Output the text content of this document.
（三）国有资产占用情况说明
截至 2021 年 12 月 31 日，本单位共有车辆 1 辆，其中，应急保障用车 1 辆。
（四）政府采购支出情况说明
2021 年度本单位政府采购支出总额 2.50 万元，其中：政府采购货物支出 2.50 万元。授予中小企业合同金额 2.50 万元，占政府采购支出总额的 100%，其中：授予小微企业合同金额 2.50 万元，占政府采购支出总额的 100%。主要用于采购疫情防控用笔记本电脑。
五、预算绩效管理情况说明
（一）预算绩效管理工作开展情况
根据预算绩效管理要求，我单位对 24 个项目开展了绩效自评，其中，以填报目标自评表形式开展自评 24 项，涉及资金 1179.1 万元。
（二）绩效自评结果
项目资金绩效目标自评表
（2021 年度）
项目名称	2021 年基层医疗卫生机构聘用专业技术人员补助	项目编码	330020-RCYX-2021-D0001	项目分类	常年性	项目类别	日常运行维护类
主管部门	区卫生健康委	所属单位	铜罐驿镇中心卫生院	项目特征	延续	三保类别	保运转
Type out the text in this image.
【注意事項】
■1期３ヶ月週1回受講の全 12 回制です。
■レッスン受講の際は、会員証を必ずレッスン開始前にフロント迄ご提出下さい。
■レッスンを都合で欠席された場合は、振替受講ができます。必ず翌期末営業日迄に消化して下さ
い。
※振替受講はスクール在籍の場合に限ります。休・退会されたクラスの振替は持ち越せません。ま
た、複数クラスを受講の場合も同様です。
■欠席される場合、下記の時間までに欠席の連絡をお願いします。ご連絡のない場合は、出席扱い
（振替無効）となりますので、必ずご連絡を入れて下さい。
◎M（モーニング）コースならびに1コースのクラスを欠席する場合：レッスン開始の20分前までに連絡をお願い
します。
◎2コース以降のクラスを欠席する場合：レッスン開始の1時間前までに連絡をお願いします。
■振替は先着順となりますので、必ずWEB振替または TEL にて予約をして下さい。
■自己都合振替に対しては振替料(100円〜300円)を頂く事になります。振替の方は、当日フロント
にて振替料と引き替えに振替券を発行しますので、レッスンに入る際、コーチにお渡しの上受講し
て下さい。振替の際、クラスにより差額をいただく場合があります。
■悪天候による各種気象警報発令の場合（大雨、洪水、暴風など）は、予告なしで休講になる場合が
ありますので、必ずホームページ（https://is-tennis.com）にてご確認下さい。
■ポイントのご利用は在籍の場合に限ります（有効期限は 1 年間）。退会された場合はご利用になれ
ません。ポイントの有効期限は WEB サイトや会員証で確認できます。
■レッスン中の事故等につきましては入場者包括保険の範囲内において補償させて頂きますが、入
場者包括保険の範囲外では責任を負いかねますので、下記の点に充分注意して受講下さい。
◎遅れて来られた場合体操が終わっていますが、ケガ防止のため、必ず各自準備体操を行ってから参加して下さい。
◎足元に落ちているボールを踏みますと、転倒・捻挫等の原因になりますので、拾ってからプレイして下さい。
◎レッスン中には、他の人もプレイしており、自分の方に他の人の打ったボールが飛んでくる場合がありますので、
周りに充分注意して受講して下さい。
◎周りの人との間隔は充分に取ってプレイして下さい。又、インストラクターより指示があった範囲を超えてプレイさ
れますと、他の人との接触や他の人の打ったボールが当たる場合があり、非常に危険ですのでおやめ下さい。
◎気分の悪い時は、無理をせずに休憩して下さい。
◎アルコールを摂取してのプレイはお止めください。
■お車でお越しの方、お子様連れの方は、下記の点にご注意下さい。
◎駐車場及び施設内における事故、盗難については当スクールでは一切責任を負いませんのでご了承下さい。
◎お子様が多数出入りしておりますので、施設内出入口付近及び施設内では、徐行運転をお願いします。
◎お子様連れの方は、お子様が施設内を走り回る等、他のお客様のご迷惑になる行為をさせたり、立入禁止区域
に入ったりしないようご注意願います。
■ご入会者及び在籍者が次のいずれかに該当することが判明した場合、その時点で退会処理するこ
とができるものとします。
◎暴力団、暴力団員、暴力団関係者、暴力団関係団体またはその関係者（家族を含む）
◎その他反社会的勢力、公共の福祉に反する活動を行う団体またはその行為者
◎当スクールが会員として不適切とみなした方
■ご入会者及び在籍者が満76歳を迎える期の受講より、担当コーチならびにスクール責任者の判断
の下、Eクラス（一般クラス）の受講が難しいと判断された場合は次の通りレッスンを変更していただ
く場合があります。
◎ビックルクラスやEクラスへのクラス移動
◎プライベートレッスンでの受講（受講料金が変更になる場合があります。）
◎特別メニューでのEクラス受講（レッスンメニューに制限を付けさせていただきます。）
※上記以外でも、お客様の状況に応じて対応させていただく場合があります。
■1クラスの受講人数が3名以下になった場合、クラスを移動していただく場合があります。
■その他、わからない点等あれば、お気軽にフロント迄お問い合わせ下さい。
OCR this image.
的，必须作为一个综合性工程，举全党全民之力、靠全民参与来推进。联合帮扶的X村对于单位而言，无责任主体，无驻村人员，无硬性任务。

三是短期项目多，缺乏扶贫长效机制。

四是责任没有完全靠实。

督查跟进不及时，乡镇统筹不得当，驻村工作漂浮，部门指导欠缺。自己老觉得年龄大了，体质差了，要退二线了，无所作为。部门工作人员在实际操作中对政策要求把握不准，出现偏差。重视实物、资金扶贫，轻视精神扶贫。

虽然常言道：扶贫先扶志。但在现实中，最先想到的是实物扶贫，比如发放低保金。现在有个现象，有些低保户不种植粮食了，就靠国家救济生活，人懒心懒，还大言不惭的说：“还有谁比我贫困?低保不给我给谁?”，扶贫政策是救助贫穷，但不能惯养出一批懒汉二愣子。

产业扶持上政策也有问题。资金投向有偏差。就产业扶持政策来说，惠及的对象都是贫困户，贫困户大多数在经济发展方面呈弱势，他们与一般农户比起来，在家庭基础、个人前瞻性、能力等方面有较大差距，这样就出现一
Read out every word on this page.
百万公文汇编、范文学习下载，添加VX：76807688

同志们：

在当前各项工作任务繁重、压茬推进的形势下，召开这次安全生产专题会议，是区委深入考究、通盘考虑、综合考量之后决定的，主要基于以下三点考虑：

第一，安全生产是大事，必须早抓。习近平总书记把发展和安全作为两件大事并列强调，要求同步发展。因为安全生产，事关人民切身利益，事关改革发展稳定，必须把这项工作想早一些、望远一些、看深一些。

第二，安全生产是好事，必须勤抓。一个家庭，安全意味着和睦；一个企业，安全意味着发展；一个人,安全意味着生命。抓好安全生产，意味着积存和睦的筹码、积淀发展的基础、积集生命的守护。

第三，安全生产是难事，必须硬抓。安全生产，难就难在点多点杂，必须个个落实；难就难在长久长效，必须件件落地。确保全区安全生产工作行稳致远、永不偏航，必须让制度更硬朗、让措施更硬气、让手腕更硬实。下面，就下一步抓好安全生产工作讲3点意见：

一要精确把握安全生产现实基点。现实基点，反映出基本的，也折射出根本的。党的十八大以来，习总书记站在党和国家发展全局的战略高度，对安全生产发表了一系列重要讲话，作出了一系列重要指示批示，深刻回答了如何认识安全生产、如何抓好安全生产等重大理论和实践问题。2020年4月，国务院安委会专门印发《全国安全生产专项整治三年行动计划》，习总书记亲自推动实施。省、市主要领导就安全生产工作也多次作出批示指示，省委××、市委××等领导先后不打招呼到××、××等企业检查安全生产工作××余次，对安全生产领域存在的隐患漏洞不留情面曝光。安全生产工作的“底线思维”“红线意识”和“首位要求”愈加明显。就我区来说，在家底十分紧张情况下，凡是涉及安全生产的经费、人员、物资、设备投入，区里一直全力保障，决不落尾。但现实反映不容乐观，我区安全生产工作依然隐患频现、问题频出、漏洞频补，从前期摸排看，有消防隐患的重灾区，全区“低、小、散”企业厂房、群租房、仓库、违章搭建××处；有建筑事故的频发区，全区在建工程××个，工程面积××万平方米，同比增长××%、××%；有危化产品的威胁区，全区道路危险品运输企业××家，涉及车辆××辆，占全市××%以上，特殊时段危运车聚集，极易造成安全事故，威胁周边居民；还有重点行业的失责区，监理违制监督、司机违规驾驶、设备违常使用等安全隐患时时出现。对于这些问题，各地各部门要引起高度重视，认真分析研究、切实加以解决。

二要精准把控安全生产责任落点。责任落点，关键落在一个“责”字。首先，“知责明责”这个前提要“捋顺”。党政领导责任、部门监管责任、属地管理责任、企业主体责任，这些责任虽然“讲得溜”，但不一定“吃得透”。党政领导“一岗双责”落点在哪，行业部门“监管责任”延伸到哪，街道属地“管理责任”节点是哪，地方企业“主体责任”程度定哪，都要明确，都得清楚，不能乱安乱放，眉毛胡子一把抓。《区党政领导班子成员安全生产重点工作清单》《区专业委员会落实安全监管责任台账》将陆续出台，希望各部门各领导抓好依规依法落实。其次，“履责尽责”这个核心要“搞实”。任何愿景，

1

┄┄┄┄┄┄┄┄┄┄

## Task brief
Return from the data every line that holds "this".

## Task response
Output the text content of this document.
Type out the text in this image.
OCR this image.
Read out every word on this page.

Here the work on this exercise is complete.